• **What is expected**
Pull out each line of the records holding the string "JSON".

========

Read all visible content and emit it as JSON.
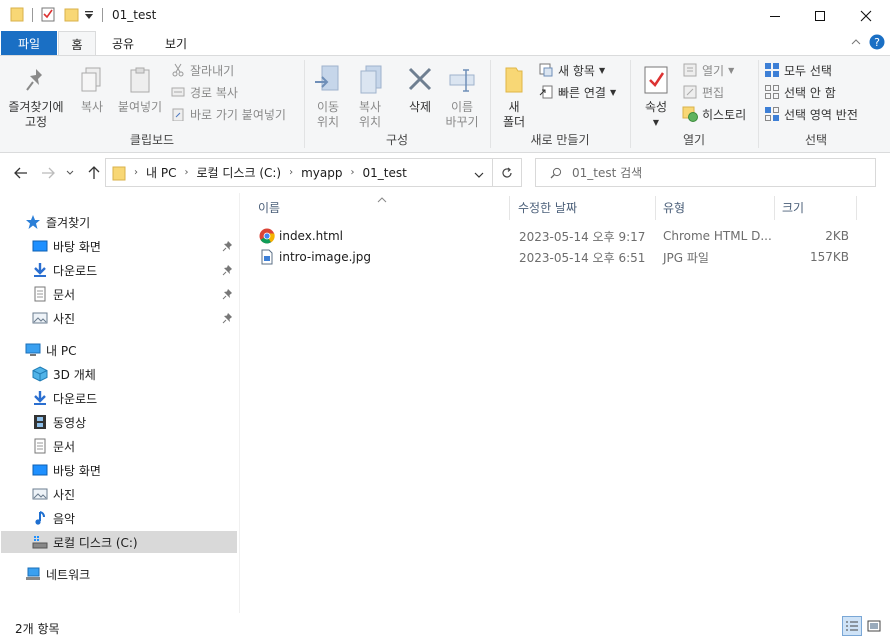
{
  "window": {
    "title": "01_test",
    "minimize_glyph": "─",
    "maximize_glyph": "☐",
    "close_glyph": "✕"
  },
  "tabs": {
    "file": "파일",
    "home": "홈",
    "share": "공유",
    "view": "보기"
  },
  "ribbon": {
    "clipboard": {
      "label": "클립보드",
      "pin_quick": "즐겨찾기에\n고정",
      "copy": "복사",
      "paste": "붙여넣기",
      "cut": "잘라내기",
      "copy_path": "경로 복사",
      "paste_shortcut": "바로 가기 붙여넣기"
    },
    "organize": {
      "label": "구성",
      "move_to": "이동\n위치",
      "copy_to": "복사\n위치",
      "delete": "삭제",
      "rename": "이름\n바꾸기"
    },
    "new": {
      "label": "새로 만들기",
      "new_folder": "새\n폴더",
      "new_item": "새 항목",
      "easy_access": "빠른 연결"
    },
    "open": {
      "label": "열기",
      "properties": "속성",
      "open": "열기",
      "edit": "편집",
      "history": "히스토리"
    },
    "select": {
      "label": "선택",
      "select_all": "모두 선택",
      "select_none": "선택 안 함",
      "invert": "선택 영역 반전"
    }
  },
  "address": {
    "crumbs": [
      "내 PC",
      "로컬 디스크 (C:)",
      "myapp",
      "01_test"
    ],
    "search_placeholder": "01_test 검색"
  },
  "nav": {
    "quick_access": "즐겨찾기",
    "qa_desktop": "바탕 화면",
    "qa_downloads": "다운로드",
    "qa_documents": "문서",
    "qa_pictures": "사진",
    "this_pc": "내 PC",
    "objects3d": "3D 개체",
    "downloads": "다운로드",
    "videos": "동영상",
    "documents": "문서",
    "desktop": "바탕 화면",
    "pictures": "사진",
    "music": "음악",
    "local_disk": "로컬 디스크 (C:)",
    "network": "네트워크"
  },
  "columns": {
    "name": "이름",
    "modified": "수정한 날짜",
    "type": "유형",
    "size": "크기"
  },
  "files": [
    {
      "name": "index.html",
      "modified": "2023-05-14 오후 9:17",
      "type": "Chrome HTML D...",
      "size": "2KB",
      "icon": "chrome-icon"
    },
    {
      "name": "intro-image.jpg",
      "modified": "2023-05-14 오후 6:51",
      "type": "JPG 파일",
      "size": "157KB",
      "icon": "image-file-icon"
    }
  ],
  "status": {
    "count": "2개 항목"
  },
  "colors": {
    "accent": "#1a6fc4",
    "folder": "#f8d775",
    "selection": "#d9d9d9"
  }
}
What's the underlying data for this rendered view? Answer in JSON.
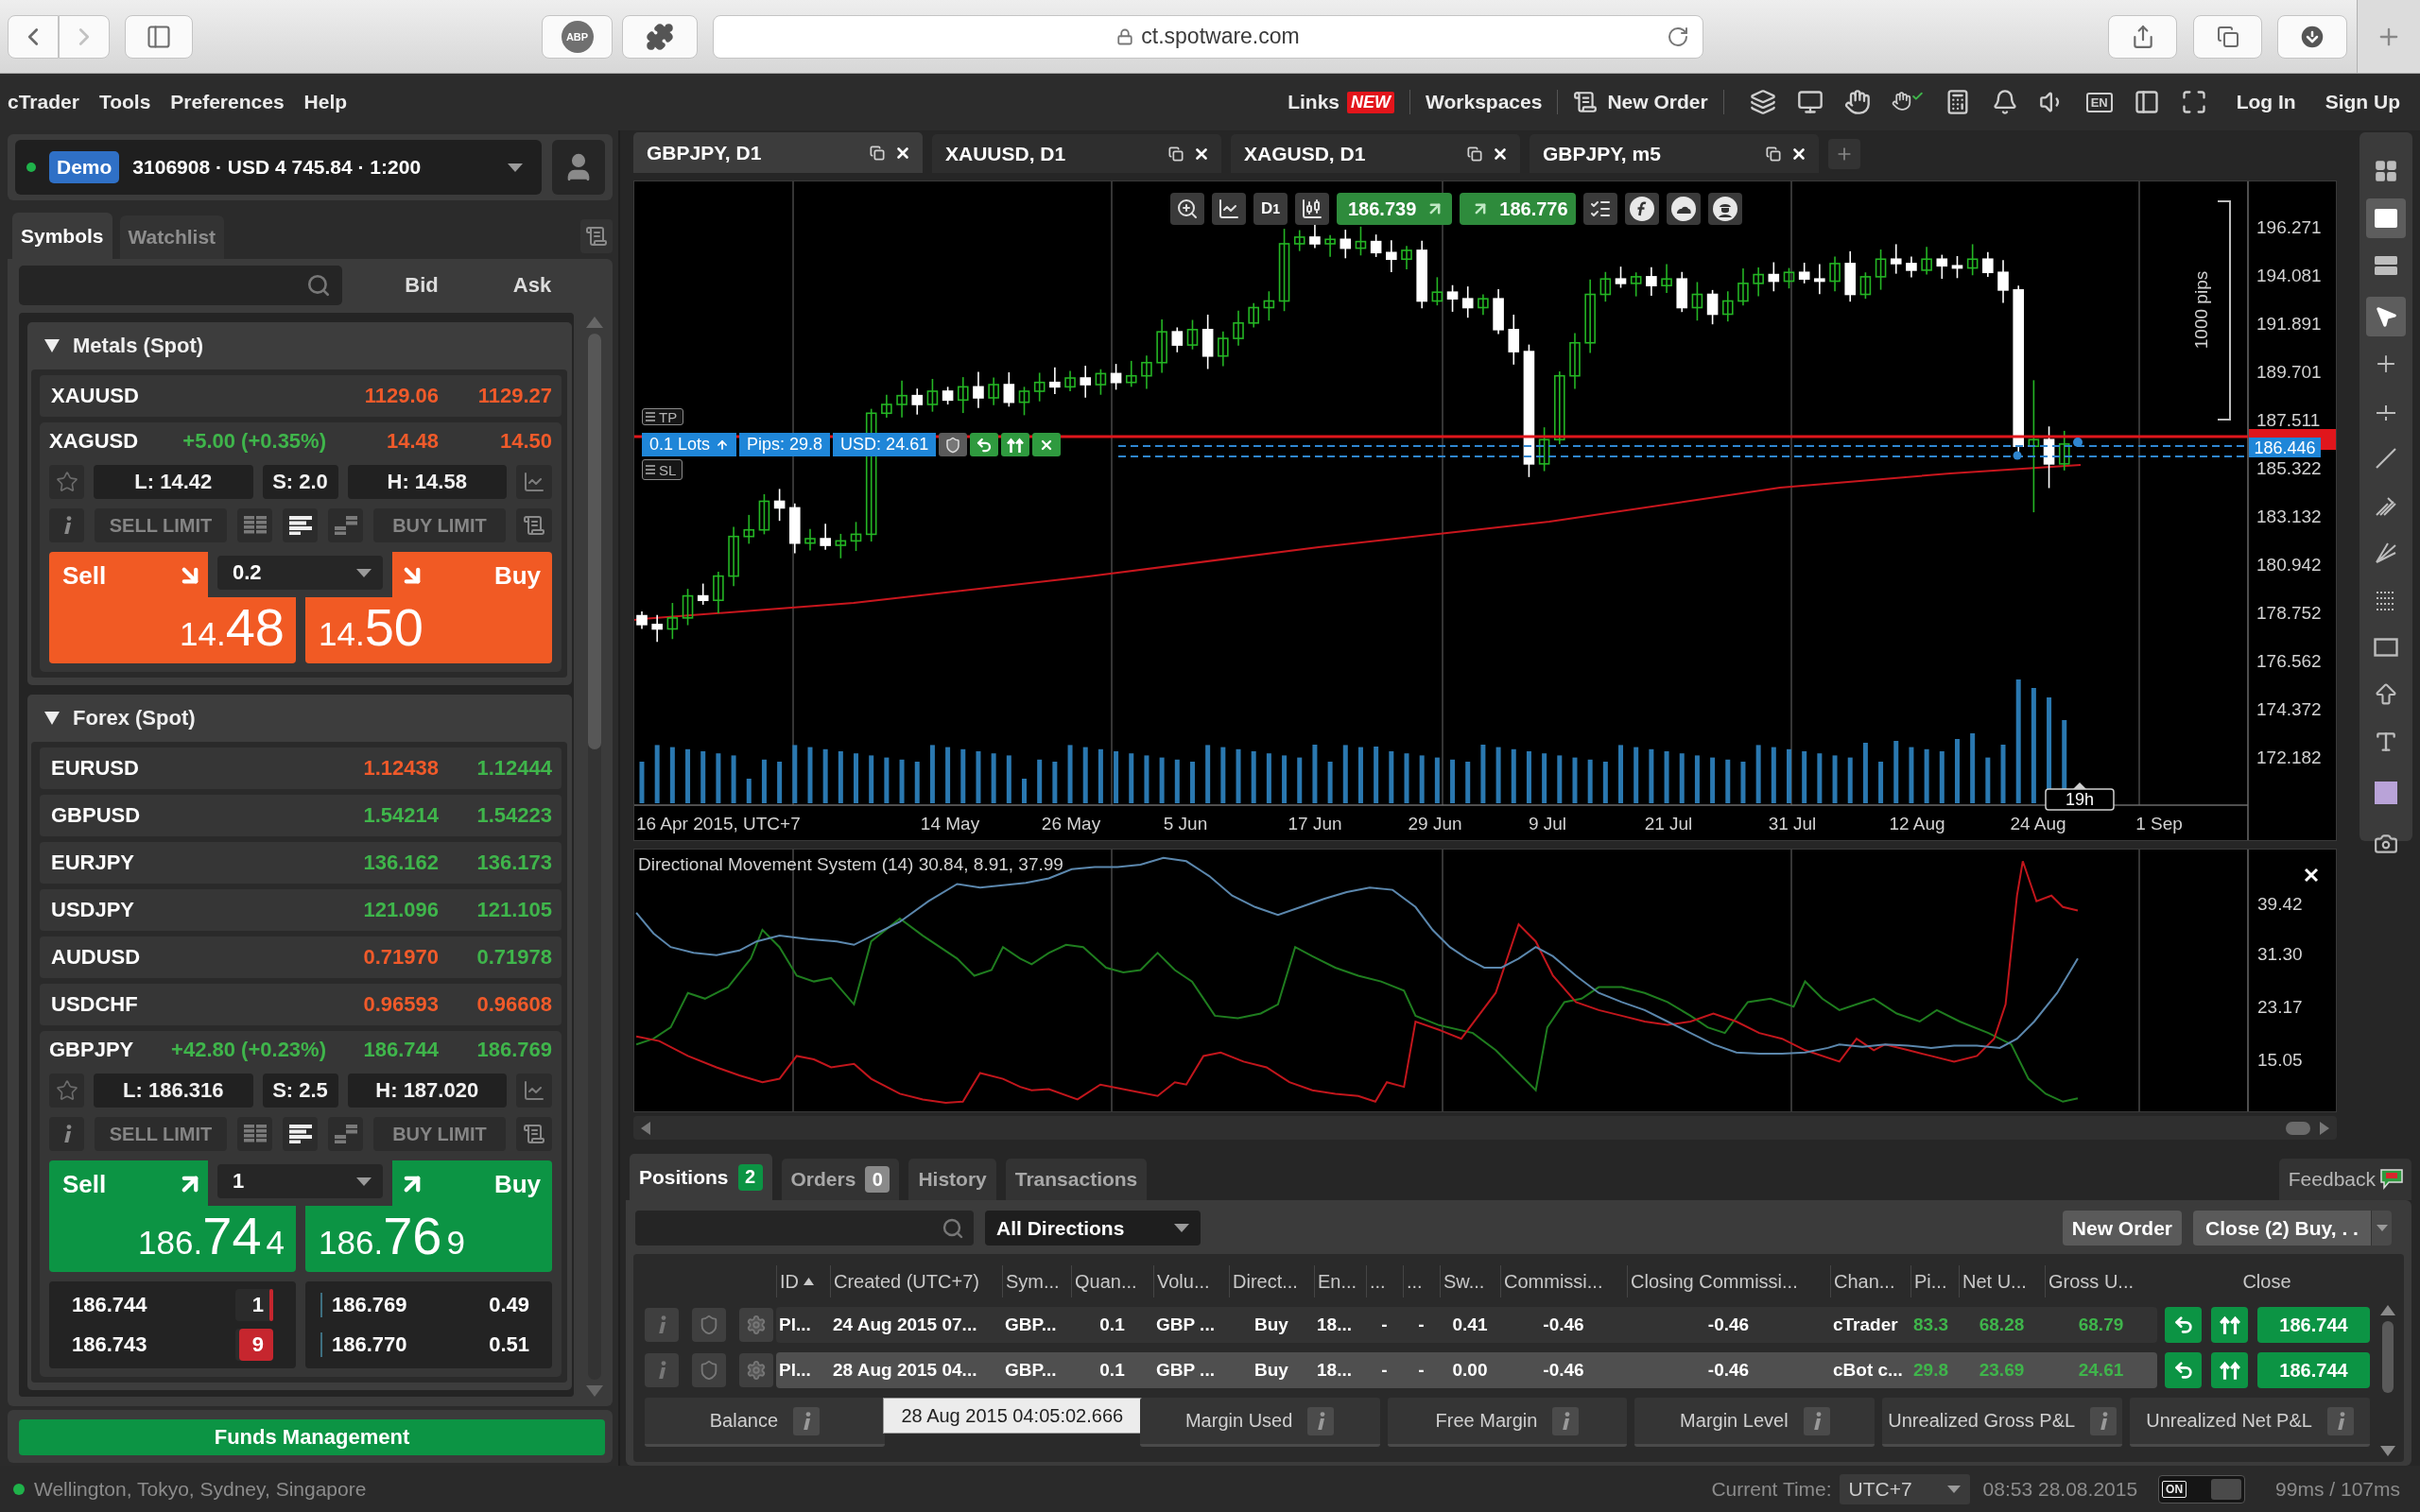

========

• **The completed task**
Read all visible content and emit it as JSON.
What's the underlying data for this rendered view? Answer in JSON.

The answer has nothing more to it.